** Begin Provided data **
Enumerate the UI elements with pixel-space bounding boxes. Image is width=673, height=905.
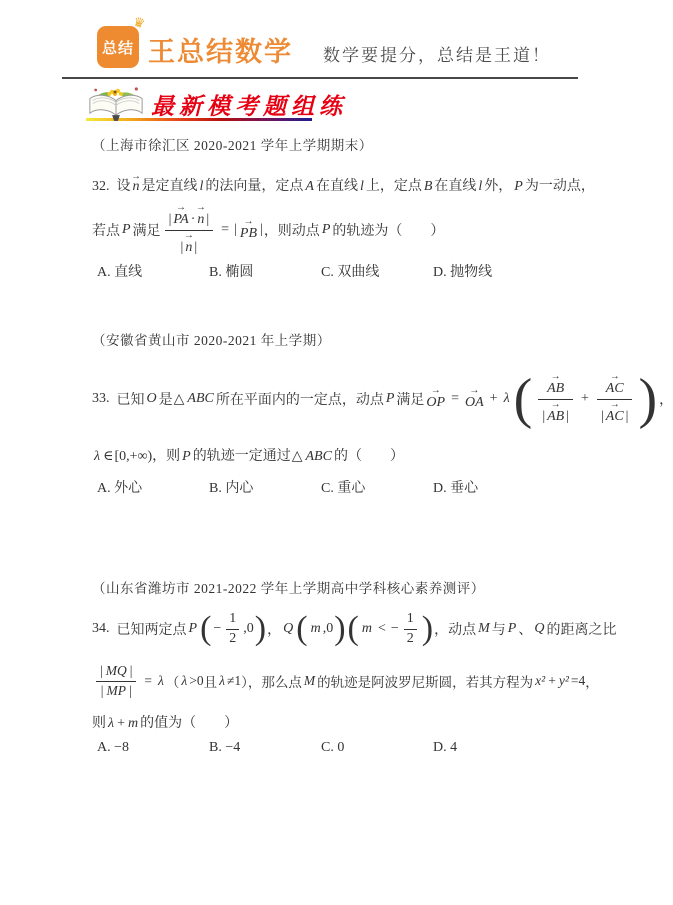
math-text: 已知两定点 (116, 623, 187, 638)
fraction (538, 374, 573, 424)
abs-bar: | (129, 663, 133, 679)
vector-n: → n (197, 205, 204, 228)
vector-n: → n (185, 233, 192, 256)
q33-stem-line2 (92, 445, 600, 469)
frac-denominator (538, 399, 573, 425)
math-var: Q (283, 621, 294, 636)
abs-bar: | (260, 222, 263, 237)
element-of-symbol: ∈ (103, 449, 114, 464)
q34-number: 34. (92, 621, 110, 636)
lambda-var: λ (158, 673, 164, 688)
abs-bar: | (128, 682, 132, 698)
frac-denominator (96, 681, 136, 698)
math-var: m (127, 716, 139, 731)
math-text: =4 (570, 673, 586, 688)
triangle-symbol: △ (173, 391, 185, 407)
equals-operator: = (451, 391, 459, 406)
triangle-symbol: △ (291, 449, 303, 464)
q34-formula-line1: 34. 已知两定点 P ( − $\frac{1}{2}$ ,0 ) ， Q ( m ,0 ) ( m < − $\frac{1}{2}$ ) ，动点 M 与 P 、 Q 的距离之比 (92, 610, 617, 647)
frac-num-value: 1 (229, 610, 237, 626)
option-d: D. 垂心 (433, 481, 479, 496)
plus-operator: + (489, 391, 498, 406)
math-text: 所在平面内的一定点，动点 (215, 393, 384, 408)
plus-operator: + (548, 673, 556, 688)
frac-numerator (165, 205, 214, 230)
brand-row (0, 14, 640, 68)
abs-bar: | (180, 239, 184, 255)
math-text: 满足 (396, 393, 425, 408)
abs-bar: | (100, 663, 103, 679)
math-var: m (310, 621, 321, 636)
math-var: P (188, 621, 198, 636)
vector-AB: → AB (547, 374, 564, 397)
equals-operator: = (221, 222, 230, 237)
vector-OP: → OP (426, 387, 445, 411)
frac-den-value: 2 (406, 630, 414, 646)
frac-denominator (165, 230, 214, 256)
frac-den-value: 2 (229, 630, 237, 646)
frac-denominator (404, 629, 417, 647)
option-b: B. −4 (209, 740, 241, 755)
abs-bar: | (206, 211, 210, 227)
crown-icon: ♛ (131, 14, 148, 33)
q32-number: 32. (92, 179, 110, 194)
vector-PA: → PA (173, 205, 188, 228)
math-var: m (361, 621, 372, 636)
brand-slogan: 数学要提分，总结是王道！ (323, 46, 551, 65)
math-var: l (478, 179, 483, 194)
option-d: D. 抛物线 (433, 265, 493, 280)
dot-operator: · (190, 211, 196, 227)
math-text: 在直线 (434, 179, 477, 194)
option-c: C. 双曲线 (321, 265, 380, 280)
math-var: MQ (105, 663, 127, 679)
vector-AB: → AB (547, 402, 564, 425)
math-text: 为一动点， (524, 179, 595, 194)
option-b: B. 椭圆 (209, 265, 254, 280)
math-var: y² (558, 673, 569, 688)
lambda-var: λ (503, 391, 510, 406)
questions (92, 134, 673, 756)
math-text: 的轨迹为（ ） (332, 224, 445, 239)
lambda-var: λ (219, 673, 225, 688)
vector-AC: → AC (606, 402, 624, 425)
lambda-var: λ (94, 449, 101, 464)
less-than-operator: < (377, 621, 386, 636)
frac-numerator (543, 374, 568, 399)
section-banner (86, 85, 347, 121)
math-var: MP (106, 682, 126, 698)
q32-stem-line1 (92, 168, 600, 198)
option-b: B. 内心 (209, 481, 254, 496)
vector-n: → n (133, 168, 140, 198)
math-text: 且 (203, 675, 218, 690)
coordinate-text: ,0 (322, 621, 334, 636)
math-text: 外， (484, 179, 513, 194)
math-var: P (122, 222, 131, 237)
equals-operator: = (144, 673, 153, 688)
math-var: B (423, 179, 433, 194)
q32-formula-line (92, 203, 600, 257)
math-var: P (321, 222, 331, 237)
math-var: ABC (305, 449, 332, 464)
q34-stem-line3 (92, 713, 600, 735)
q33-formula-line: 33. 已知 O 是 △ ABC 所在平面内的一定点，动点 P 满足 → OP = → OA + λ ( → AB | → AB | + → AC | → AC | ) ， (92, 359, 600, 439)
math-text: 的法向量，定点 (205, 179, 304, 194)
fraction (404, 612, 417, 646)
frac-numerator (226, 612, 239, 629)
coordinate-text: ,0 (243, 621, 254, 636)
q33-options (92, 477, 600, 497)
math-text: ，动点 (434, 623, 477, 638)
math-text: ，则动点 (263, 224, 320, 239)
math-text: >0 (189, 673, 204, 688)
math-var: l (359, 179, 364, 194)
math-text: 已知 (116, 393, 145, 408)
math-text: 则 (92, 716, 106, 731)
math-var: P (385, 391, 395, 406)
plus-operator: + (581, 391, 589, 406)
math-text: 是 (158, 393, 173, 408)
math-var: Q (534, 621, 545, 636)
math-var: l (199, 179, 204, 194)
abs-bar: | (234, 222, 237, 237)
vector-PB: → PB (240, 218, 257, 242)
math-text: 的值为（ ） (140, 716, 239, 731)
lambda-var: λ (181, 673, 188, 688)
q33-source: （安徽省黄山市 2020-2021 年上学期） (92, 333, 331, 348)
option-c: C. 重心 (321, 481, 366, 496)
math-text: 若点 (92, 224, 120, 239)
interval-text: [0,+∞) (114, 449, 153, 464)
option-d: D. 4 (433, 740, 458, 755)
math-var: O (146, 391, 157, 406)
math-text: 在直线 (315, 179, 358, 194)
q34-formula-line2 (92, 657, 600, 705)
brand-badge-label: 总结 (101, 39, 134, 57)
minus-sign: − (213, 621, 222, 636)
math-text: ， (659, 393, 673, 408)
frac-numerator (602, 374, 628, 399)
math-text: ，则 (152, 449, 181, 464)
math-text: ， (585, 675, 599, 690)
math-text: ），那么点 (241, 675, 302, 690)
fraction (226, 612, 239, 646)
math-text: 上，定点 (365, 179, 422, 194)
math-text: 的（ ） (333, 449, 404, 464)
brand-logo-badge (97, 14, 148, 68)
brand-name: 王总结数学 (148, 36, 293, 67)
math-text: 的距离之比 (546, 623, 617, 638)
option-a: A. −8 (97, 740, 130, 755)
abs-bar: | (100, 682, 104, 698)
math-var: ABC (187, 391, 214, 406)
q34-options (92, 740, 600, 756)
fraction (96, 664, 136, 697)
abs-bar: | (566, 408, 570, 424)
math-text: 、 (518, 623, 533, 638)
math-var: P (507, 621, 517, 636)
vector-AC: → AC (606, 374, 624, 397)
math-text: 满足 (132, 224, 161, 239)
math-text: 与 (491, 623, 506, 638)
math-text: 的轨迹是阿波罗尼斯圆，若其方程为 (317, 675, 534, 690)
math-text: （ (165, 675, 180, 690)
math-text: ≠1 (226, 673, 242, 688)
math-var: M (303, 673, 316, 688)
abs-bar: | (542, 408, 546, 424)
vector-OA: → OA (465, 387, 484, 411)
math-text: 是定直线 (141, 179, 198, 194)
frac-numerator (404, 612, 417, 629)
math-var: P (182, 449, 191, 464)
minus-sign: − (390, 621, 399, 636)
q32-options (92, 261, 600, 281)
math-text: 设 (116, 179, 131, 194)
math-var: M (478, 621, 490, 636)
banner-row (86, 85, 347, 122)
lambda-var: λ (108, 716, 115, 731)
frac-denominator (597, 399, 633, 425)
abs-bar: | (625, 408, 629, 424)
abs-bar: | (600, 408, 604, 424)
frac-denominator (226, 629, 239, 647)
math-var: P (514, 179, 523, 194)
frac-numerator (96, 664, 136, 680)
math-var: A (305, 179, 314, 194)
banner-title: 最新模考题组练 (151, 94, 347, 119)
math-text: 的轨迹一定通过 (192, 449, 291, 464)
q32-source: （上海市徐汇区 2020-2021 学年上学期期末） (92, 138, 373, 153)
frac-num-value: 1 (406, 610, 414, 626)
option-c: C. 0 (321, 740, 345, 755)
q34-source: （山东省潍坊市 2021-2022 学年上学期高中学科核心素养测评） (92, 581, 485, 596)
fraction (165, 205, 214, 255)
option-a: A. 外心 (97, 481, 143, 496)
brand-header (0, 14, 640, 79)
q33-number: 33. (92, 391, 110, 406)
abs-bar: | (194, 239, 198, 255)
open-book-icon (86, 85, 146, 122)
option-a: A. 直线 (97, 265, 143, 280)
header-divider (62, 77, 578, 79)
plus-operator: + (117, 716, 125, 731)
fraction (597, 374, 633, 424)
abs-bar: | (168, 211, 172, 227)
math-var: x² (535, 673, 546, 688)
math-text: ， (267, 623, 282, 638)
** End Provided data **
Work to be completed: Copy out the lines of the records word for word, from the line with "math-text: 已知两定点 (116, 623, 187, 638)" to the line with "frac-numerator (165, 205, 214, 230)", including both of those lines.

Final answer:
math-text: 已知两定点 (116, 623, 187, 638)
fraction (538, 374, 573, 424)
abs-bar: | (129, 663, 133, 679)
vector-n: → n (197, 205, 204, 228)
vector-n: → n (185, 233, 192, 256)
q33-stem-line2 (92, 445, 600, 469)
frac-denominator (538, 399, 573, 425)
math-var: Q (283, 621, 294, 636)
abs-bar: | (260, 222, 263, 237)
element-of-symbol: ∈ (103, 449, 114, 464)
q34-number: 34. (92, 621, 110, 636)
lambda-var: λ (158, 673, 164, 688)
abs-bar: | (128, 682, 132, 698)
frac-denominator (96, 681, 136, 698)
math-var: m (127, 716, 139, 731)
math-text: =4 (570, 673, 586, 688)
triangle-symbol: △ (173, 391, 185, 407)
equals-operator: = (451, 391, 459, 406)
triangle-symbol: △ (291, 449, 303, 464)
q34-formula-line1: 34. 已知两定点 P ( − $\frac{1}{2}$ ,0 ) ， Q ( m ,0 ) ( m < − $\frac{1}{2}$ ) ，动点 M 与 P 、 Q 的距离之比 (92, 610, 617, 647)
frac-num-value: 1 (229, 610, 237, 626)
option-d: D. 垂心 (433, 481, 479, 496)
plus-operator: + (489, 391, 498, 406)
math-text: 所在平面内的一定点，动点 (215, 393, 384, 408)
plus-operator: + (548, 673, 556, 688)
frac-numerator (165, 205, 214, 230)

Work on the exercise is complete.